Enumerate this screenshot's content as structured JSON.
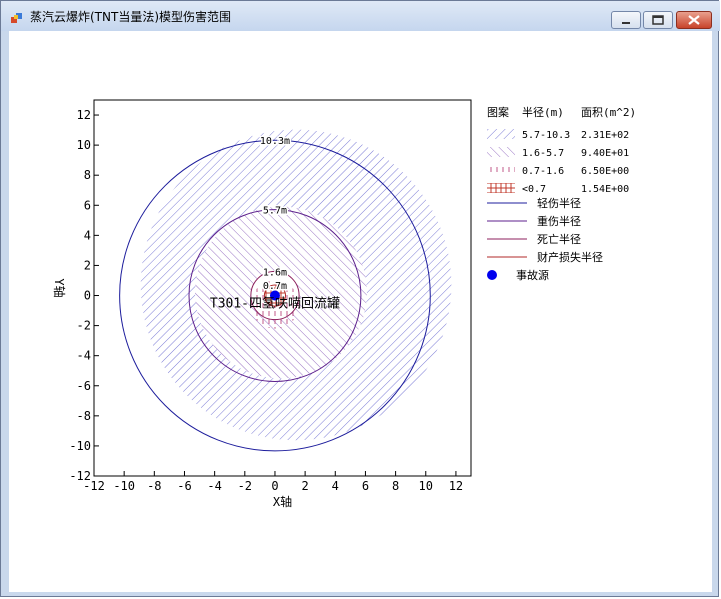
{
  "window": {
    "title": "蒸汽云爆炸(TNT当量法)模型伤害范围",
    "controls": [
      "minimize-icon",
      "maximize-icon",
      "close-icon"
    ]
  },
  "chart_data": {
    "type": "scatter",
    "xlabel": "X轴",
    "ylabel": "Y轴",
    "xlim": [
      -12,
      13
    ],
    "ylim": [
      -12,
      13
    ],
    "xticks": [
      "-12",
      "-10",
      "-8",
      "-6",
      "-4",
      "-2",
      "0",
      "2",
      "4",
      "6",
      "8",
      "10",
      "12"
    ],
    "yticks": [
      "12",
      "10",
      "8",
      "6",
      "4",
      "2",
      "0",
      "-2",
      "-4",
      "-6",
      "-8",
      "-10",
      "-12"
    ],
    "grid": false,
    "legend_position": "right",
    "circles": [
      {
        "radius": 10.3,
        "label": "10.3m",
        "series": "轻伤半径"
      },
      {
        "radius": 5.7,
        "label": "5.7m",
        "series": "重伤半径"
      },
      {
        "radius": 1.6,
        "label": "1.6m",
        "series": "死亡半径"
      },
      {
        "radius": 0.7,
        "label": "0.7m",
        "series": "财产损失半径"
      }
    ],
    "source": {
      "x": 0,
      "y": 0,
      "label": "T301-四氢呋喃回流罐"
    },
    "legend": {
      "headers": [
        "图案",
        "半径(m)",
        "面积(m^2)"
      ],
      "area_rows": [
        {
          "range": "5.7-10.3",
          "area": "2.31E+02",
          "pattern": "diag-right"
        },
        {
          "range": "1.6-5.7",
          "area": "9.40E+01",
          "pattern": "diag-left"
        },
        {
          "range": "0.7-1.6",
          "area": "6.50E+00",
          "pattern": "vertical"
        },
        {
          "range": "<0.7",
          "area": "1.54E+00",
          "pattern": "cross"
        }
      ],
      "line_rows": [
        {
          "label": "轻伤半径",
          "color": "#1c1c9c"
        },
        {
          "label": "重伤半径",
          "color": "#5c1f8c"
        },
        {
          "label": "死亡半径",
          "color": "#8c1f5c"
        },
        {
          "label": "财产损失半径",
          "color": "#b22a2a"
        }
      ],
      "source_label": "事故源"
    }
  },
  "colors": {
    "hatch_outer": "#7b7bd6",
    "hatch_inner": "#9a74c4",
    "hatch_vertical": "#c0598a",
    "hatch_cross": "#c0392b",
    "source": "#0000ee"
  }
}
---
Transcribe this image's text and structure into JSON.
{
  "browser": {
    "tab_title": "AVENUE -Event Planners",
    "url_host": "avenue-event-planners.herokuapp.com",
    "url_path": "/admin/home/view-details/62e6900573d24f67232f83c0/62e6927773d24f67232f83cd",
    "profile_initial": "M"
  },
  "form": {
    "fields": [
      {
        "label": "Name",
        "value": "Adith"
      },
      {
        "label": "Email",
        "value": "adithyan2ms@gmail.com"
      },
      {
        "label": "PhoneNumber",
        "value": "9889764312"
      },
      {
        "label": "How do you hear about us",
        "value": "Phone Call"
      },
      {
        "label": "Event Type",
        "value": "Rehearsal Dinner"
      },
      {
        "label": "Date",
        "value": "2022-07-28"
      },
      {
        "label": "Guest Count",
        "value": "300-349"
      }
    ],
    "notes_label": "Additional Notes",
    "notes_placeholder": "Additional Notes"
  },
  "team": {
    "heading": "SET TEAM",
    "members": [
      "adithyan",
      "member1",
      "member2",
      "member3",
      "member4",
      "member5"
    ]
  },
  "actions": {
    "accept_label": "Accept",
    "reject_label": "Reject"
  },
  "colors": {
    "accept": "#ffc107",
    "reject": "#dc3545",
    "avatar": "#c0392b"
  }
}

Required task: Gather all lines from the records above in which "value" appears.

Completed exercise:
        "value": "Adith"
        "value": "adithyan2ms@gmail.com"
        "value": "9889764312"
        "value": "Phone Call"
        "value": "Rehearsal Dinner"
        "value": "2022-07-28"
        "value": "300-349"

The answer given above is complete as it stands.